Records
#####

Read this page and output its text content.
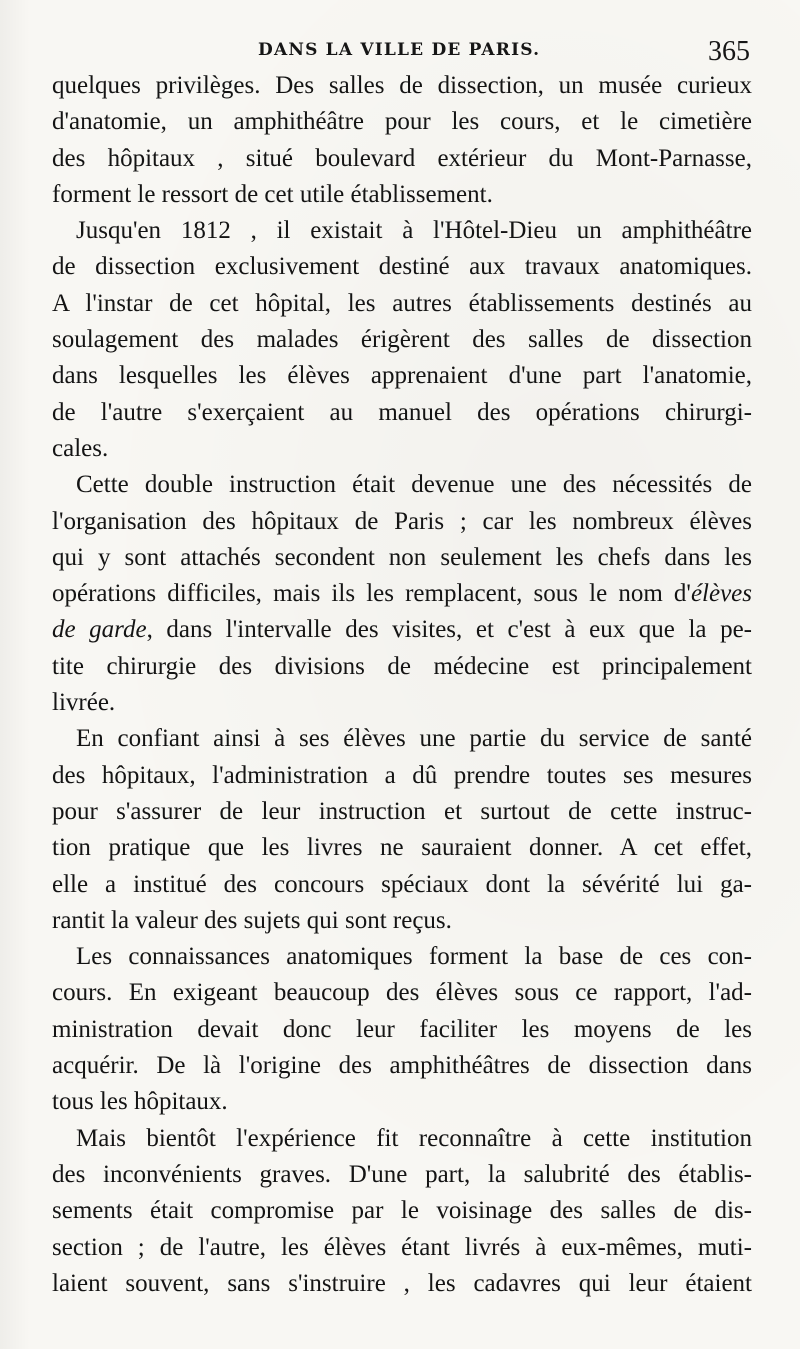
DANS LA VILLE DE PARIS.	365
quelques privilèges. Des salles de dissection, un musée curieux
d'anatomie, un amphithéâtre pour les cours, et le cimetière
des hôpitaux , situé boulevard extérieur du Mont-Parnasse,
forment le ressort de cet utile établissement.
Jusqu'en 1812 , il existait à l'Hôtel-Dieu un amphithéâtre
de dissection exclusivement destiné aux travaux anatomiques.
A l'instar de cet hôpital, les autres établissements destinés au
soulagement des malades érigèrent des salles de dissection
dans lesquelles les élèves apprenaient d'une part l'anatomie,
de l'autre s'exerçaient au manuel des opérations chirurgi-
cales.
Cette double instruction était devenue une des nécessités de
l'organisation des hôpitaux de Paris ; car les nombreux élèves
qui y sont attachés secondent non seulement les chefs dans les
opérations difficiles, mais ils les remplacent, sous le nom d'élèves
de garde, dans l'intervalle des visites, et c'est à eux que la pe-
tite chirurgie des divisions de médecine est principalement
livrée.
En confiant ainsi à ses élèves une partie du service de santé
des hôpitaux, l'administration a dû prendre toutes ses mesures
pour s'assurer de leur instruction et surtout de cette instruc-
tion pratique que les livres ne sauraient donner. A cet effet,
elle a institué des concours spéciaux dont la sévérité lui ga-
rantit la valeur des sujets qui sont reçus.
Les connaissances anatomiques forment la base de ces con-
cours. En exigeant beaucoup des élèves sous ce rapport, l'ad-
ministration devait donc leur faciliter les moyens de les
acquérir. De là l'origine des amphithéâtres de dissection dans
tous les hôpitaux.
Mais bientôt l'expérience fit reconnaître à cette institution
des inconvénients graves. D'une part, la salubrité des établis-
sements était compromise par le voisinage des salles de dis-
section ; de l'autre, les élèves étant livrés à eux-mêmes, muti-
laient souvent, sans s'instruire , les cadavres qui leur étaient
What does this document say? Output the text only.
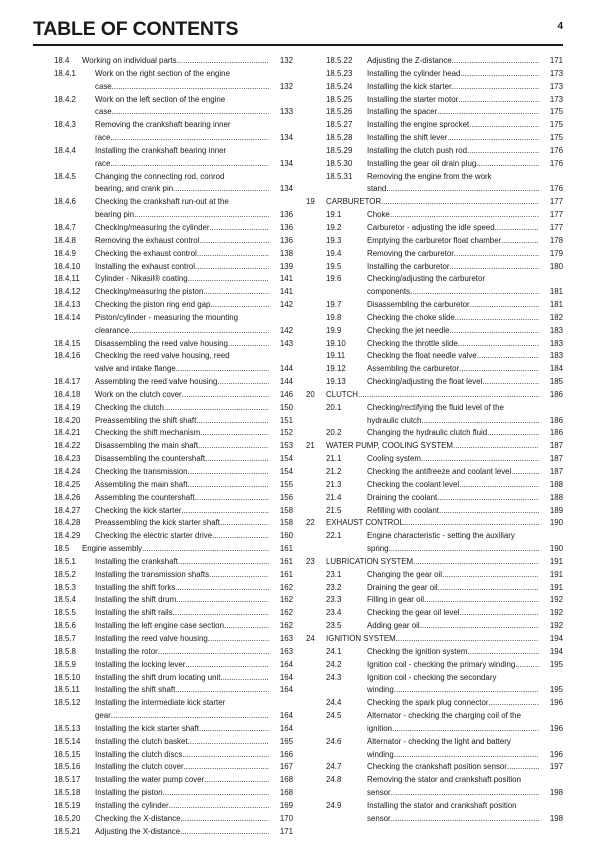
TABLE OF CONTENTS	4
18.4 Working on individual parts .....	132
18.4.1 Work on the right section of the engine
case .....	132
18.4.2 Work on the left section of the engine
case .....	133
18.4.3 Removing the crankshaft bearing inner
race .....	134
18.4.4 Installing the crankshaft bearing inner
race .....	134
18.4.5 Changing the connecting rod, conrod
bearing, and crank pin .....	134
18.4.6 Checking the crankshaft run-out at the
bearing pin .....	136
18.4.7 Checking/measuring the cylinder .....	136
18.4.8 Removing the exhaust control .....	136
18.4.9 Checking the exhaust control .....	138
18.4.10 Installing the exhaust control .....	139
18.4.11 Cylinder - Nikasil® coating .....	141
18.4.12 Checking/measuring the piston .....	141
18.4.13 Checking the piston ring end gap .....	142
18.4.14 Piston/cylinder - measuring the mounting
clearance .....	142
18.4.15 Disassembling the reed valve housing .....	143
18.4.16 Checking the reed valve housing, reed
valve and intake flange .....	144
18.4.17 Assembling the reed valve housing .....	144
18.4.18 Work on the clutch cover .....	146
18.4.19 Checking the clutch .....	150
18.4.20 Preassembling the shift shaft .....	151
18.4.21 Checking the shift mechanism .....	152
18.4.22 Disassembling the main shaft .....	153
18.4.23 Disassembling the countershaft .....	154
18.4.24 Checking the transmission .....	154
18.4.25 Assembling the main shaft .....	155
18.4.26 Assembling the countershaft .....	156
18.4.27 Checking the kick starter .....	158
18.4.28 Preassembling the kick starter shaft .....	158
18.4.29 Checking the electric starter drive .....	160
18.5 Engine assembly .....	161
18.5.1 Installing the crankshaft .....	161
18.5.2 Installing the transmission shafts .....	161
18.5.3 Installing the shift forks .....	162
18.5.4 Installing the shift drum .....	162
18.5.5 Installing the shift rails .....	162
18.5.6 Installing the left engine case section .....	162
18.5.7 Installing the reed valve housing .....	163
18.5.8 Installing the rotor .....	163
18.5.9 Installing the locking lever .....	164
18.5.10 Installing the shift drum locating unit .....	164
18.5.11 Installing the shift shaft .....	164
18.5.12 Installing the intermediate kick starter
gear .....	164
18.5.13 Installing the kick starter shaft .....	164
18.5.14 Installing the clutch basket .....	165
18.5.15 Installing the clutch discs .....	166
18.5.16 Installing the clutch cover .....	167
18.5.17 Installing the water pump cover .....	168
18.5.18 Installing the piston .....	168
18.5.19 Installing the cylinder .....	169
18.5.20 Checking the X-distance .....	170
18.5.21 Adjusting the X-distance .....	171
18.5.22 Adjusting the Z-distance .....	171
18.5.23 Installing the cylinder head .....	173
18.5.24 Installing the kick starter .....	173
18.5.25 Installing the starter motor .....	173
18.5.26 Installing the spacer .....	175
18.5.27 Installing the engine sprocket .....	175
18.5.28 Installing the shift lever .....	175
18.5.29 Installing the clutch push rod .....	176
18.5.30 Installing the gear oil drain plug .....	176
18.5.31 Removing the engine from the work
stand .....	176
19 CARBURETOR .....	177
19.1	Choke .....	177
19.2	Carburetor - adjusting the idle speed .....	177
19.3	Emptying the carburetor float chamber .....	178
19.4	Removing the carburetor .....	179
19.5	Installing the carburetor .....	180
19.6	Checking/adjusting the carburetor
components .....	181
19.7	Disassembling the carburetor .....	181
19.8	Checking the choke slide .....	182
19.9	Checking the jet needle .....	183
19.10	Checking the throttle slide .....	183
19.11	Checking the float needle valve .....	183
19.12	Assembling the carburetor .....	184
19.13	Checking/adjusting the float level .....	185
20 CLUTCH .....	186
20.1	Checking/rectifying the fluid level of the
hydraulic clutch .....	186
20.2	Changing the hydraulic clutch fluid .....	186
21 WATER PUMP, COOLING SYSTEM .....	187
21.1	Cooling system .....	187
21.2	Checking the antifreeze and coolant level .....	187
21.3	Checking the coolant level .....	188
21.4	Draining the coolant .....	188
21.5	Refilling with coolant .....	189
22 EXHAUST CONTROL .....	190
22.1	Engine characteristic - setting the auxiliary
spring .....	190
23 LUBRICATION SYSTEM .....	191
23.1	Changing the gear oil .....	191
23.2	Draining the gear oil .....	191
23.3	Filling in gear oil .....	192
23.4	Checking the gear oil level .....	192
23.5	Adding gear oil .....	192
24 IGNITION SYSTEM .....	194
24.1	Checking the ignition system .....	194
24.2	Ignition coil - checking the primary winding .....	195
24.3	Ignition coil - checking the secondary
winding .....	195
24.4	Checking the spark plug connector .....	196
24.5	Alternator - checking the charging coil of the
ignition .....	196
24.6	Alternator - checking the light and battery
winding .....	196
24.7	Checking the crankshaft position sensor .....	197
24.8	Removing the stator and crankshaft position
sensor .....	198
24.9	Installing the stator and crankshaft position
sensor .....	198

#####

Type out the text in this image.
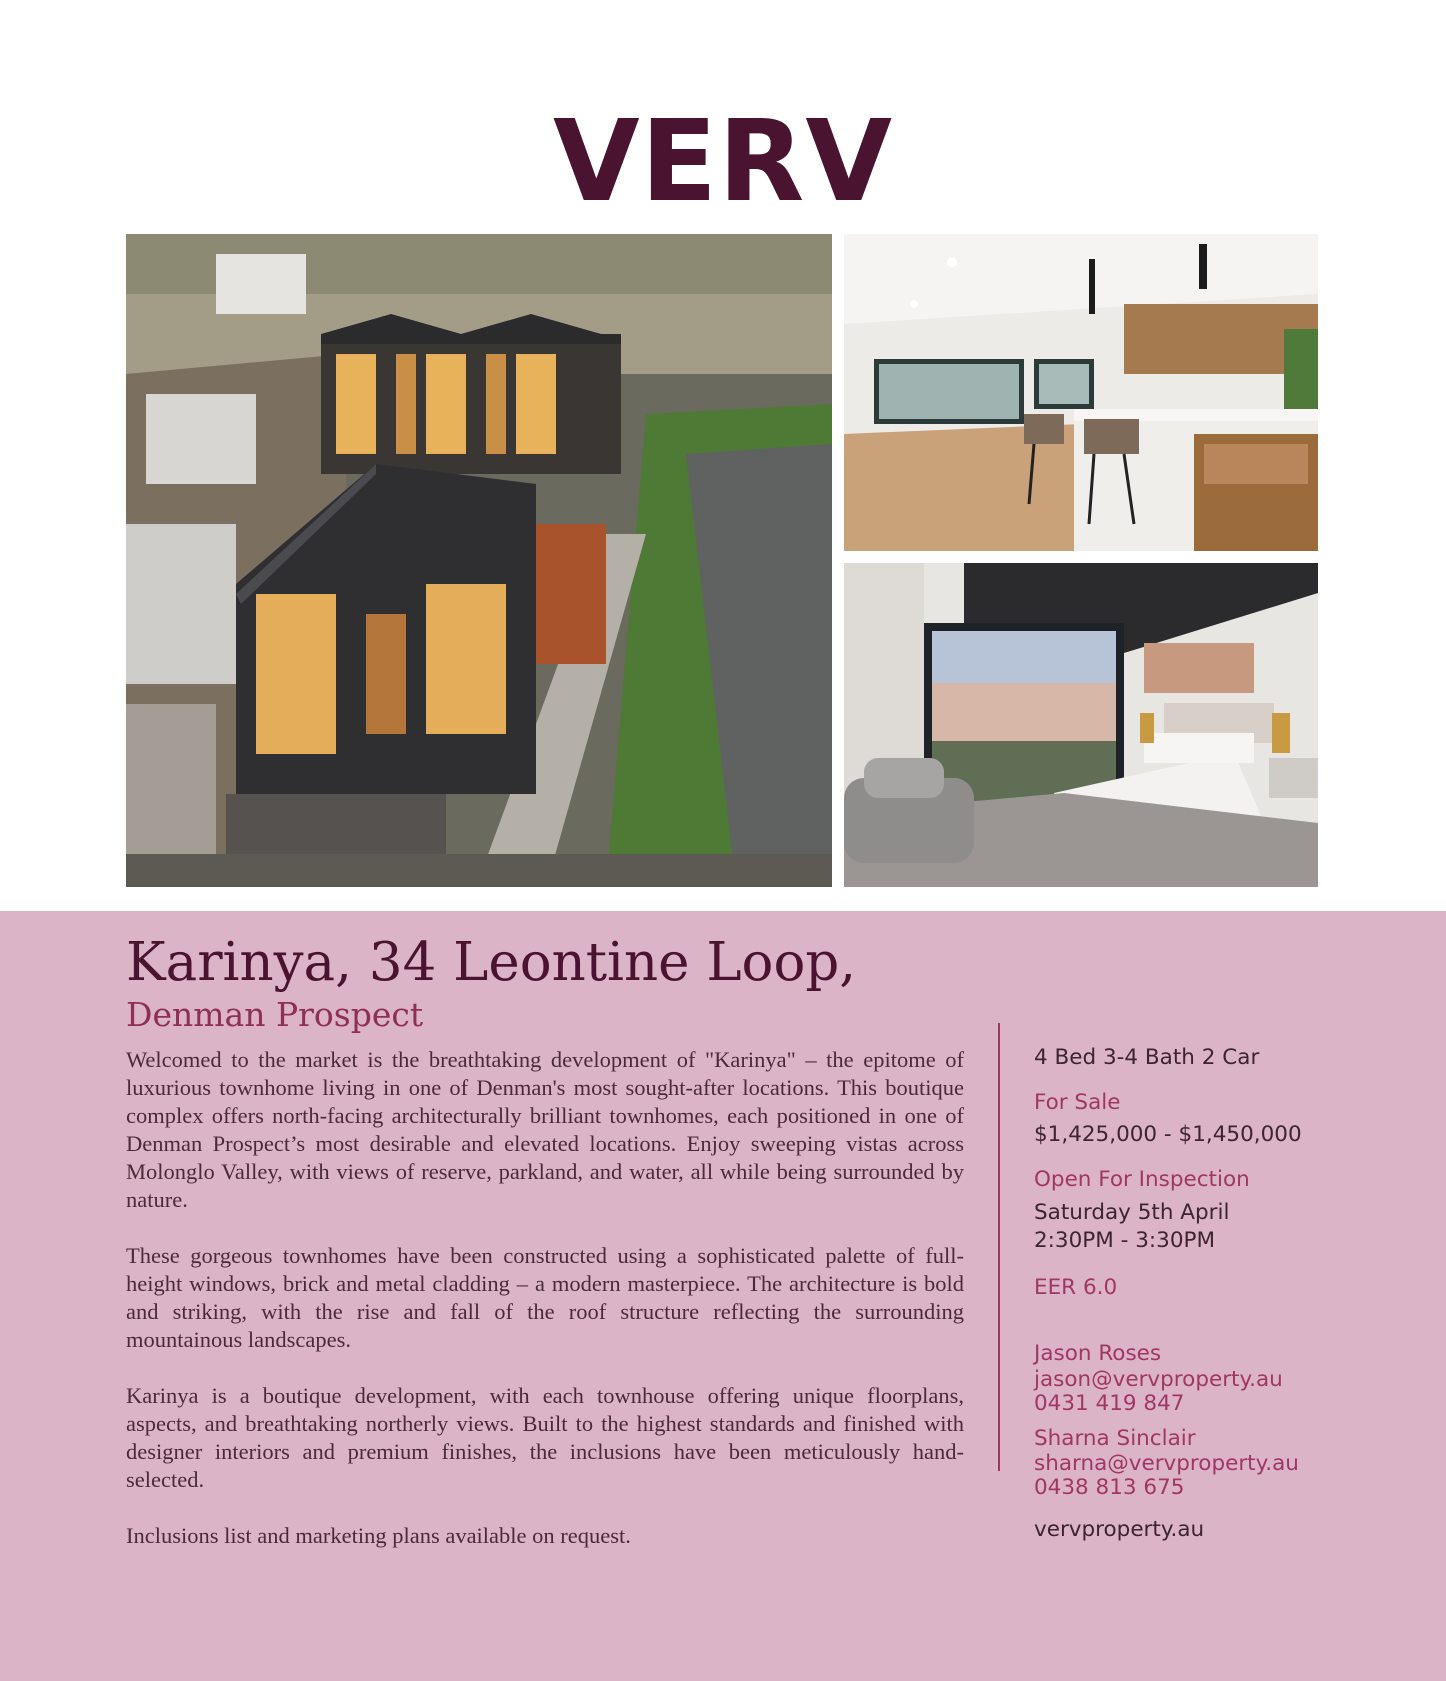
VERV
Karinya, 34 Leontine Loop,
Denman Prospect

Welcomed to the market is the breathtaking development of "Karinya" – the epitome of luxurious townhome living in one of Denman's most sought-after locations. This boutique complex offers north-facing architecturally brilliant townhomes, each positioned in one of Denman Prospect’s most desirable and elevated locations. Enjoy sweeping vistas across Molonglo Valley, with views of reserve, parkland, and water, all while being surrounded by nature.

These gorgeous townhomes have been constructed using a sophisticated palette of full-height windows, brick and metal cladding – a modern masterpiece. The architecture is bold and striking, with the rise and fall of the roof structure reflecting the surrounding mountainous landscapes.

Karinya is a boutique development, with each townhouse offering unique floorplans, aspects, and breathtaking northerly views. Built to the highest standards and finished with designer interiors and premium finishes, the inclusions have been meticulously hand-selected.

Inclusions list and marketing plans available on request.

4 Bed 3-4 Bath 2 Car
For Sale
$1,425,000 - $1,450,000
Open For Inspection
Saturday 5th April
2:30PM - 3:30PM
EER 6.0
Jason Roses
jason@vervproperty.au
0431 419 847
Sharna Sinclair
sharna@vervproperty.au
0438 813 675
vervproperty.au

#####

Copy each line containing the word "kick" from the data.

*SOLUTION TO THE PROBLEM*
18.4.27 Checking the kick starter .....	158
18.4.28 Preassembling the kick starter shaft .....	158
18.5.12 Installing the intermediate kick starter
18.5.13 Installing the kick starter shaft .....	164
18.5.24 Installing the kick starter .....	173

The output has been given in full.